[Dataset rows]
::::

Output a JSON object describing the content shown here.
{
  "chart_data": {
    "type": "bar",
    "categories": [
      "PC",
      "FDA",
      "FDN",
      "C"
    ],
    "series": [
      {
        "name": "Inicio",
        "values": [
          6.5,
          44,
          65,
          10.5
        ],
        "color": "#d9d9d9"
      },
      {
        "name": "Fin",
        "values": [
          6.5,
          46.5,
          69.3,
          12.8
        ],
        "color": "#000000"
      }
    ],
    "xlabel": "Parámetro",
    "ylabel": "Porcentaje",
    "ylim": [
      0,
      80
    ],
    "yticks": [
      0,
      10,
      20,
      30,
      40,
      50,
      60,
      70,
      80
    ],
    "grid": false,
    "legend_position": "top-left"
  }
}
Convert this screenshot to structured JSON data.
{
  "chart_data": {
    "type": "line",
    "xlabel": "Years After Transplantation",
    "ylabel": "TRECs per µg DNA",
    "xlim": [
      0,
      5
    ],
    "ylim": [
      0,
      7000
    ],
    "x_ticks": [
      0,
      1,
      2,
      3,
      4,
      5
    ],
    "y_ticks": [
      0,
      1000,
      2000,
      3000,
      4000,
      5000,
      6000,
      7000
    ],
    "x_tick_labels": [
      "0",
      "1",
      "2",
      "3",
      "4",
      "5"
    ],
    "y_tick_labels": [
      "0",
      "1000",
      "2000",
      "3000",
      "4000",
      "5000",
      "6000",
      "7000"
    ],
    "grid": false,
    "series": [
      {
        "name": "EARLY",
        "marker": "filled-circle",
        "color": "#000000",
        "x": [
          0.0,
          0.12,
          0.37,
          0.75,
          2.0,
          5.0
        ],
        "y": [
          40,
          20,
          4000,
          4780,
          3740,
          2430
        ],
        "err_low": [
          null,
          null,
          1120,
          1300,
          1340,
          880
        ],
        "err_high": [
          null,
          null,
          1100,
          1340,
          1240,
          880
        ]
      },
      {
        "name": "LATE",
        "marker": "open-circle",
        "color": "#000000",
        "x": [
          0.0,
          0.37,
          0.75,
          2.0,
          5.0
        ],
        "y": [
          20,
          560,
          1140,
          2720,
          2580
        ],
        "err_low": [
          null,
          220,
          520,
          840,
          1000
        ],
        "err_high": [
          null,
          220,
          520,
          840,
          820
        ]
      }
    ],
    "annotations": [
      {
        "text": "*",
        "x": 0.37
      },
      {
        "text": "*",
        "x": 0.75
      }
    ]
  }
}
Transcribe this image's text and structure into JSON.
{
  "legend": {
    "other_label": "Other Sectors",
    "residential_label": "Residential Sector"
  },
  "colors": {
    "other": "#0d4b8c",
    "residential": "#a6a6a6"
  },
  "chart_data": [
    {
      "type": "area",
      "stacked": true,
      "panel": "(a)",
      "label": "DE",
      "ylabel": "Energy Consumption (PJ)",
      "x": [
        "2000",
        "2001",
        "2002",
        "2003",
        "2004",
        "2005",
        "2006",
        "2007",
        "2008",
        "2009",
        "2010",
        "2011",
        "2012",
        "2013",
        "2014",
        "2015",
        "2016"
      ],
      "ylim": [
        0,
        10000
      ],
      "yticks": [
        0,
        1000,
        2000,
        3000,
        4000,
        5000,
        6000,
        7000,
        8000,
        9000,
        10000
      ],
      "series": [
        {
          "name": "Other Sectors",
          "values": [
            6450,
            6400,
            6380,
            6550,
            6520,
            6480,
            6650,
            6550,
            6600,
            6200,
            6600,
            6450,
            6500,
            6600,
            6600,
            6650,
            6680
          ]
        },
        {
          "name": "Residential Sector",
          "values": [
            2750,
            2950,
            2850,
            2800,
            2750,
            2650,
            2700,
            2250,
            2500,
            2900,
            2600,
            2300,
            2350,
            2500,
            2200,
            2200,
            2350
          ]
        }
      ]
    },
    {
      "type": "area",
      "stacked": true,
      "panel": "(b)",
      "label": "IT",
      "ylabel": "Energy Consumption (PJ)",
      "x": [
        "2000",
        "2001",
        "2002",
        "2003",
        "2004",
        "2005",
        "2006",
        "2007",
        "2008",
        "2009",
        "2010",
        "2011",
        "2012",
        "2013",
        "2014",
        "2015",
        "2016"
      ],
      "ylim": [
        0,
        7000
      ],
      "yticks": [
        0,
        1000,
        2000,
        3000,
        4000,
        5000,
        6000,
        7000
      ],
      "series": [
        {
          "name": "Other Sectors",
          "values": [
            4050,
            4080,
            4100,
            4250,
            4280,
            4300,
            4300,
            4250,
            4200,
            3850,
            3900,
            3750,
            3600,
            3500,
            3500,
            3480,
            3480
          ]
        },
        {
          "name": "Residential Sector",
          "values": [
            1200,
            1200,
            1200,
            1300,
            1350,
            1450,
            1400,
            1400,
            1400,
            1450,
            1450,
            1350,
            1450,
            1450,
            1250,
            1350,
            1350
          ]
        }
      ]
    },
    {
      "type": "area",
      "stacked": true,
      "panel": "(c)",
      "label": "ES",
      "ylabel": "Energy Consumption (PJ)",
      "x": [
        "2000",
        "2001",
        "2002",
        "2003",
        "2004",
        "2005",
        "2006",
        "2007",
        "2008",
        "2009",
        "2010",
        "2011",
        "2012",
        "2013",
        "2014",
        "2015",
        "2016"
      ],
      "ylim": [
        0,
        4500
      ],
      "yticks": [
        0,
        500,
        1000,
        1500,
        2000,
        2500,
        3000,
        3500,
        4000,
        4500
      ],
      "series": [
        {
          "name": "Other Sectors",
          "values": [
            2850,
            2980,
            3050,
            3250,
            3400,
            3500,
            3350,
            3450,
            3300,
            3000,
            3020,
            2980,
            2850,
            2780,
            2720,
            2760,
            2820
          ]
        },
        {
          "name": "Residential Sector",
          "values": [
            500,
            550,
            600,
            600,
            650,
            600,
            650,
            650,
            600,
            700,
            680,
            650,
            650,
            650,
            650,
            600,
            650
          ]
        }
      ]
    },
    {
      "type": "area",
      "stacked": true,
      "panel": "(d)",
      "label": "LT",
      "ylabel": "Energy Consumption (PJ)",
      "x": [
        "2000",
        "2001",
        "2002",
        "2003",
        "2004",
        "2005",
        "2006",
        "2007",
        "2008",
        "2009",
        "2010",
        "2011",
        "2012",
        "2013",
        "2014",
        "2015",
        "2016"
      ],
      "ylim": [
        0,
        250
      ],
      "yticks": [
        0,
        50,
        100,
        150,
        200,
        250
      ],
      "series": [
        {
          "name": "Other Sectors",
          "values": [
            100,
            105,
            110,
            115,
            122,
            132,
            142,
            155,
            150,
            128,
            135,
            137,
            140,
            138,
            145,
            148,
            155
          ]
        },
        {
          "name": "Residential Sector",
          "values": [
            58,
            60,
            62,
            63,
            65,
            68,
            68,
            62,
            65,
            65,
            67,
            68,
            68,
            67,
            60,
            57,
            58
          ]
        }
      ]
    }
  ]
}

::::

Stated problem: Make an exact copy of the records.

Answer to this problem:
Output a JSON object describing the content shown here.
{
  "chart_data": {
    "type": "bar",
    "categories": [
      "PC",
      "FDA",
      "FDN",
      "C"
    ],
    "series": [
      {
        "name": "Inicio",
        "values": [
          6.5,
          44,
          65,
          10.5
        ],
        "color": "#d9d9d9"
      },
      {
        "name": "Fin",
        "values": [
          6.5,
          46.5,
          69.3,
          12.8
        ],
        "color": "#000000"
      }
    ],
    "xlabel": "Parámetro",
    "ylabel": "Porcentaje",
    "ylim": [
      0,
      80
    ],
    "yticks": [
      0,
      10,
      20,
      30,
      40,
      50,
      60,
      70,
      80
    ],
    "grid": false,
    "legend_position": "top-left"
  }
}
Convert this screenshot to structured JSON data.
{
  "chart_data": {
    "type": "line",
    "xlabel": "Years After Transplantation",
    "ylabel": "TRECs per µg DNA",
    "xlim": [
      0,
      5
    ],
    "ylim": [
      0,
      7000
    ],
    "x_ticks": [
      0,
      1,
      2,
      3,
      4,
      5
    ],
    "y_ticks": [
      0,
      1000,
      2000,
      3000,
      4000,
      5000,
      6000,
      7000
    ],
    "x_tick_labels": [
      "0",
      "1",
      "2",
      "3",
      "4",
      "5"
    ],
    "y_tick_labels": [
      "0",
      "1000",
      "2000",
      "3000",
      "4000",
      "5000",
      "6000",
      "7000"
    ],
    "grid": false,
    "series": [
      {
        "name": "EARLY",
        "marker": "filled-circle",
        "color": "#000000",
        "x": [
          0.0,
          0.12,
          0.37,
          0.75,
          2.0,
          5.0
        ],
        "y": [
          40,
          20,
          4000,
          4780,
          3740,
          2430
        ],
        "err_low": [
          null,
          null,
          1120,
          1300,
          1340,
          880
        ],
        "err_high": [
          null,
          null,
          1100,
          1340,
          1240,
          880
        ]
      },
      {
        "name": "LATE",
        "marker": "open-circle",
        "color": "#000000",
        "x": [
          0.0,
          0.37,
          0.75,
          2.0,
          5.0
        ],
        "y": [
          20,
          560,
          1140,
          2720,
          2580
        ],
        "err_low": [
          null,
          220,
          520,
          840,
          1000
        ],
        "err_high": [
          null,
          220,
          520,
          840,
          820
        ]
      }
    ],
    "annotations": [
      {
        "text": "*",
        "x": 0.37
      },
      {
        "text": "*",
        "x": 0.75
      }
    ]
  }
}
Transcribe this image's text and structure into JSON.
{
  "legend": {
    "other_label": "Other Sectors",
    "residential_label": "Residential Sector"
  },
  "colors": {
    "other": "#0d4b8c",
    "residential": "#a6a6a6"
  },
  "chart_data": [
    {
      "type": "area",
      "stacked": true,
      "panel": "(a)",
      "label": "DE",
      "ylabel": "Energy Consumption (PJ)",
      "x": [
        "2000",
        "2001",
        "2002",
        "2003",
        "2004",
        "2005",
        "2006",
        "2007",
        "2008",
        "2009",
        "2010",
        "2011",
        "2012",
        "2013",
        "2014",
        "2015",
        "2016"
      ],
      "ylim": [
        0,
        10000
      ],
      "yticks": [
        0,
        1000,
        2000,
        3000,
        4000,
        5000,
        6000,
        7000,
        8000,
        9000,
        10000
      ],
      "series": [
        {
          "name": "Other Sectors",
          "values": [
            6450,
            6400,
            6380,
            6550,
            6520,
            6480,
            6650,
            6550,
            6600,
            6200,
            6600,
            6450,
            6500,
            6600,
            6600,
            6650,
            6680
          ]
        },
        {
          "name": "Residential Sector",
          "values": [
            2750,
            2950,
            2850,
            2800,
            2750,
            2650,
            2700,
            2250,
            2500,
            2900,
            2600,
            2300,
            2350,
            2500,
            2200,
            2200,
            2350
          ]
        }
      ]
    },
    {
      "type": "area",
      "stacked": true,
      "panel": "(b)",
      "label": "IT",
      "ylabel": "Energy Consumption (PJ)",
      "x": [
        "2000",
        "2001",
        "2002",
        "2003",
        "2004",
        "2005",
        "2006",
        "2007",
        "2008",
        "2009",
        "2010",
        "2011",
        "2012",
        "2013",
        "2014",
        "2015",
        "2016"
      ],
      "ylim": [
        0,
        7000
      ],
      "yticks": [
        0,
        1000,
        2000,
        3000,
        4000,
        5000,
        6000,
        7000
      ],
      "series": [
        {
          "name": "Other Sectors",
          "values": [
            4050,
            4080,
            4100,
            4250,
            4280,
            4300,
            4300,
            4250,
            4200,
            3850,
            3900,
            3750,
            3600,
            3500,
            3500,
            3480,
            3480
          ]
        },
        {
          "name": "Residential Sector",
          "values": [
            1200,
            1200,
            1200,
            1300,
            1350,
            1450,
            1400,
            1400,
            1400,
            1450,
            1450,
            1350,
            1450,
            1450,
            1250,
            1350,
            1350
          ]
        }
      ]
    },
    {
      "type": "area",
      "stacked": true,
      "panel": "(c)",
      "label": "ES",
      "ylabel": "Energy Consumption (PJ)",
      "x": [
        "2000",
        "2001",
        "2002",
        "2003",
        "2004",
        "2005",
        "2006",
        "2007",
        "2008",
        "2009",
        "2010",
        "2011",
        "2012",
        "2013",
        "2014",
        "2015",
        "2016"
      ],
      "ylim": [
        0,
        4500
      ],
      "yticks": [
        0,
        500,
        1000,
        1500,
        2000,
        2500,
        3000,
        3500,
        4000,
        4500
      ],
      "series": [
        {
          "name": "Other Sectors",
          "values": [
            2850,
            2980,
            3050,
            3250,
            3400,
            3500,
            3350,
            3450,
            3300,
            3000,
            3020,
            2980,
            2850,
            2780,
            2720,
            2760,
            2820
          ]
        },
        {
          "name": "Residential Sector",
          "values": [
            500,
            550,
            600,
            600,
            650,
            600,
            650,
            650,
            600,
            700,
            680,
            650,
            650,
            650,
            650,
            600,
            650
          ]
        }
      ]
    },
    {
      "type": "area",
      "stacked": true,
      "panel": "(d)",
      "label": "LT",
      "ylabel": "Energy Consumption (PJ)",
      "x": [
        "2000",
        "2001",
        "2002",
        "2003",
        "2004",
        "2005",
        "2006",
        "2007",
        "2008",
        "2009",
        "2010",
        "2011",
        "2012",
        "2013",
        "2014",
        "2015",
        "2016"
      ],
      "ylim": [
        0,
        250
      ],
      "yticks": [
        0,
        50,
        100,
        150,
        200,
        250
      ],
      "series": [
        {
          "name": "Other Sectors",
          "values": [
            100,
            105,
            110,
            115,
            122,
            132,
            142,
            155,
            150,
            128,
            135,
            137,
            140,
            138,
            145,
            148,
            155
          ]
        },
        {
          "name": "Residential Sector",
          "values": [
            58,
            60,
            62,
            63,
            65,
            68,
            68,
            62,
            65,
            65,
            67,
            68,
            68,
            67,
            60,
            57,
            58
          ]
        }
      ]
    }
  ]
}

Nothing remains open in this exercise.